### Material shown

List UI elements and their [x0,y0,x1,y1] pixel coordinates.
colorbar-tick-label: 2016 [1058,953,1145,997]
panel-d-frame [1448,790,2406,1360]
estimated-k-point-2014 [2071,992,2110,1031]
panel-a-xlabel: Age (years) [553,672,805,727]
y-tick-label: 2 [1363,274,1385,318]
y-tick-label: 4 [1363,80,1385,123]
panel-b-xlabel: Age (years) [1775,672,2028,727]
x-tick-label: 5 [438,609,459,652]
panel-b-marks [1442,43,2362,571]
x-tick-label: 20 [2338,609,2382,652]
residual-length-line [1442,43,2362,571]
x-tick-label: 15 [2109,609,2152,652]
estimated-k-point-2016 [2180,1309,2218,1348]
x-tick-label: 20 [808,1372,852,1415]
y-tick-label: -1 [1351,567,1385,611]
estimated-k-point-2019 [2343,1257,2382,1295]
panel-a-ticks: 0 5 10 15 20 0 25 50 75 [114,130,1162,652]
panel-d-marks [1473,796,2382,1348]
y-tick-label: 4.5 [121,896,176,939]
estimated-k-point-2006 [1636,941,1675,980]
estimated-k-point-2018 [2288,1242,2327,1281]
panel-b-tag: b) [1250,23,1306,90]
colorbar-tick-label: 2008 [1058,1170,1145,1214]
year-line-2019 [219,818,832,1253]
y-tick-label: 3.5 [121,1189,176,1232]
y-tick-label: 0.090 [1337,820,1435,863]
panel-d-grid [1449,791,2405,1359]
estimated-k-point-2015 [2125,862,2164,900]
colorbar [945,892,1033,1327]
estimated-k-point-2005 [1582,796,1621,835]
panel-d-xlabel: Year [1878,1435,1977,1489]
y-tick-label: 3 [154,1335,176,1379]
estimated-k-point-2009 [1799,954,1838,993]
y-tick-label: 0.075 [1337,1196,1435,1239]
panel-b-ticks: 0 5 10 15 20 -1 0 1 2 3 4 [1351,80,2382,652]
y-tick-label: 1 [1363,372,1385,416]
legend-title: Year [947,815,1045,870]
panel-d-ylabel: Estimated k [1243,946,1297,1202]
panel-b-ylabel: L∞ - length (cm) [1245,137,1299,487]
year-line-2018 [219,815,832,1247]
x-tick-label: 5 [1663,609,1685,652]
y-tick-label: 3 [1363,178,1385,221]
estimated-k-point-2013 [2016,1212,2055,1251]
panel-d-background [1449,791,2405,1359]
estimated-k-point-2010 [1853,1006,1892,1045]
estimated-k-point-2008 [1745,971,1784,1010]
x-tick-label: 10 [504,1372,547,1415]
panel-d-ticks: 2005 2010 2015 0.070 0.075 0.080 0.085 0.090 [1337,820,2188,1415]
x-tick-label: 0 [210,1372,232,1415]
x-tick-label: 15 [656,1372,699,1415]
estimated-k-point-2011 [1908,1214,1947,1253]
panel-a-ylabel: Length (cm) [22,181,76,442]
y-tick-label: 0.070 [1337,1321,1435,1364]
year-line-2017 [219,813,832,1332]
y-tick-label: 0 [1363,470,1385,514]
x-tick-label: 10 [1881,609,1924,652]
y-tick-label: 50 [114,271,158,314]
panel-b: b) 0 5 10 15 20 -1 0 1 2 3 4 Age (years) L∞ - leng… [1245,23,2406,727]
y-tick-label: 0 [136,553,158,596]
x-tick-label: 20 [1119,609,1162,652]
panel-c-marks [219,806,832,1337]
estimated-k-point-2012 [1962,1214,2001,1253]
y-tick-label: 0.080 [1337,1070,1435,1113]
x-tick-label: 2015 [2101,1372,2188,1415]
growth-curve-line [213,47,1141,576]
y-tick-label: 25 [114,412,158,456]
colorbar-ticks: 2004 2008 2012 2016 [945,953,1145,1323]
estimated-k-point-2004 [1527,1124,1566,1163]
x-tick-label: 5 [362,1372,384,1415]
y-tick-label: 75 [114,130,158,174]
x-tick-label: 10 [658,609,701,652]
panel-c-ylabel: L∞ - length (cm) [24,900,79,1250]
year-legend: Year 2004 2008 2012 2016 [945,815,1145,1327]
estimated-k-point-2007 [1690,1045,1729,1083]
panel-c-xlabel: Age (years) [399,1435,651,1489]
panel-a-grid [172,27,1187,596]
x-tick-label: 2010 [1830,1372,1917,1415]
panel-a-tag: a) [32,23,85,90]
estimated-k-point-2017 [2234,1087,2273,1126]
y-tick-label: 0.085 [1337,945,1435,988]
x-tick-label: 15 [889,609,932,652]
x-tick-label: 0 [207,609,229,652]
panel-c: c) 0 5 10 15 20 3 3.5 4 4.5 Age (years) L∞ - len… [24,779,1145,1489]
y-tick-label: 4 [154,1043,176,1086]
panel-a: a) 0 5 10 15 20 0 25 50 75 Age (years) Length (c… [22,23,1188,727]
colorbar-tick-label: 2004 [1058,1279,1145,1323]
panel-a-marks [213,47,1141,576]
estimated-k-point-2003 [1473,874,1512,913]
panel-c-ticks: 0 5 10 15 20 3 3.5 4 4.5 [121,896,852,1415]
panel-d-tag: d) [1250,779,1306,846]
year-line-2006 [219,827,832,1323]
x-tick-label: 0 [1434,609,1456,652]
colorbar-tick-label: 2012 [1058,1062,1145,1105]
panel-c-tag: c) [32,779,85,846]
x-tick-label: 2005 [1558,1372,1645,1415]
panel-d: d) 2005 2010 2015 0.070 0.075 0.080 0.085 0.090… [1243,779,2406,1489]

### Exercise prompt
Reproduce every one of the records above, line for line and without any change.

### Solved problem
List UI elements and their [x0,y0,x1,y1] pixel coordinates.
colorbar-tick-label: 2016 [1058,953,1145,997]
panel-d-frame [1448,790,2406,1360]
estimated-k-point-2014 [2071,992,2110,1031]
panel-a-xlabel: Age (years) [553,672,805,727]
y-tick-label: 2 [1363,274,1385,318]
y-tick-label: 4 [1363,80,1385,123]
panel-b-xlabel: Age (years) [1775,672,2028,727]
x-tick-label: 5 [438,609,459,652]
panel-b-marks [1442,43,2362,571]
x-tick-label: 20 [2338,609,2382,652]
residual-length-line [1442,43,2362,571]
x-tick-label: 15 [2109,609,2152,652]
estimated-k-point-2016 [2180,1309,2218,1348]
x-tick-label: 20 [808,1372,852,1415]
y-tick-label: -1 [1351,567,1385,611]
estimated-k-point-2019 [2343,1257,2382,1295]
panel-a-ticks: 0 5 10 15 20 0 25 50 75 [114,130,1162,652]
panel-d-marks [1473,796,2382,1348]
y-tick-label: 4.5 [121,896,176,939]
estimated-k-point-2006 [1636,941,1675,980]
estimated-k-point-2018 [2288,1242,2327,1281]
panel-b-tag: b) [1250,23,1306,90]
colorbar-tick-label: 2008 [1058,1170,1145,1214]
year-line-2019 [219,818,832,1253]
y-tick-label: 3.5 [121,1189,176,1232]
y-tick-label: 0.090 [1337,820,1435,863]
panel-d-grid [1449,791,2405,1359]
estimated-k-point-2015 [2125,862,2164,900]
colorbar [945,892,1033,1327]
estimated-k-point-2005 [1582,796,1621,835]
panel-d-xlabel: Year [1878,1435,1977,1489]
y-tick-label: 3 [154,1335,176,1379]
estimated-k-point-2009 [1799,954,1838,993]
y-tick-label: 0.075 [1337,1196,1435,1239]
panel-b-ticks: 0 5 10 15 20 -1 0 1 2 3 4 [1351,80,2382,652]
y-tick-label: 1 [1363,372,1385,416]
legend-title: Year [947,815,1045,870]
panel-d-ylabel: Estimated k [1243,946,1297,1202]
panel-b-ylabel: L∞ - length (cm) [1245,137,1299,487]
year-line-2018 [219,815,832,1247]
x-tick-label: 5 [1663,609,1685,652]
y-tick-label: 3 [1363,178,1385,221]
estimated-k-point-2013 [2016,1212,2055,1251]
panel-d-background [1449,791,2405,1359]
estimated-k-point-2010 [1853,1006,1892,1045]
estimated-k-point-2008 [1745,971,1784,1010]
x-tick-label: 10 [504,1372,547,1415]
panel-d-ticks: 2005 2010 2015 0.070 0.075 0.080 0.085 0.090 [1337,820,2188,1415]
x-tick-label: 0 [210,1372,232,1415]
x-tick-label: 15 [656,1372,699,1415]
estimated-k-point-2011 [1908,1214,1947,1253]
panel-a-ylabel: Length (cm) [22,181,76,442]
y-tick-label: 0.070 [1337,1321,1435,1364]
year-line-2017 [219,813,832,1332]
y-tick-label: 0 [1363,470,1385,514]
x-tick-label: 10 [1881,609,1924,652]
y-tick-label: 50 [114,271,158,314]
panel-b: b) 0 5 10 15 20 -1 0 1 2 3 4 Age (years) L∞ - leng… [1245,23,2406,727]
y-tick-label: 0 [136,553,158,596]
x-tick-label: 20 [1119,609,1162,652]
panel-c-marks [219,806,832,1337]
estimated-k-point-2012 [1962,1214,2001,1253]
y-tick-label: 0.080 [1337,1070,1435,1113]
x-tick-label: 2015 [2101,1372,2188,1415]
growth-curve-line [213,47,1141,576]
y-tick-label: 25 [114,412,158,456]
colorbar-ticks: 2004 2008 2012 2016 [945,953,1145,1323]
estimated-k-point-2004 [1527,1124,1566,1163]
x-tick-label: 5 [362,1372,384,1415]
y-tick-label: 75 [114,130,158,174]
x-tick-label: 10 [658,609,701,652]
panel-c-ylabel: L∞ - length (cm) [24,900,79,1250]
year-legend: Year 2004 2008 2012 2016 [945,815,1145,1327]
estimated-k-point-2007 [1690,1045,1729,1083]
panel-c-xlabel: Age (years) [399,1435,651,1489]
panel-a-grid [172,27,1187,596]
x-tick-label: 2010 [1830,1372,1917,1415]
panel-a-tag: a) [32,23,85,90]
estimated-k-point-2017 [2234,1087,2273,1126]
y-tick-label: 0.085 [1337,945,1435,988]
x-tick-label: 15 [889,609,932,652]
x-tick-label: 0 [207,609,229,652]
panel-c: c) 0 5 10 15 20 3 3.5 4 4.5 Age (years) L∞ - len… [24,779,1145,1489]
y-tick-label: 4 [154,1043,176,1086]
panel-a: a) 0 5 10 15 20 0 25 50 75 Age (years) Length (c… [22,23,1188,727]
colorbar-tick-label: 2004 [1058,1279,1145,1323]
panel-a-marks [213,47,1141,576]
estimated-k-point-2003 [1473,874,1512,913]
panel-c-ticks: 0 5 10 15 20 3 3.5 4 4.5 [121,896,852,1415]
panel-d-tag: d) [1250,779,1306,846]
year-line-2006 [219,827,832,1323]
x-tick-label: 0 [1434,609,1456,652]
colorbar-tick-label: 2012 [1058,1062,1145,1105]
panel-c-tag: c) [32,779,85,846]
x-tick-label: 2005 [1558,1372,1645,1415]
panel-d: d) 2005 2010 2015 0.070 0.075 0.080 0.085 0.090… [1243,779,2406,1489]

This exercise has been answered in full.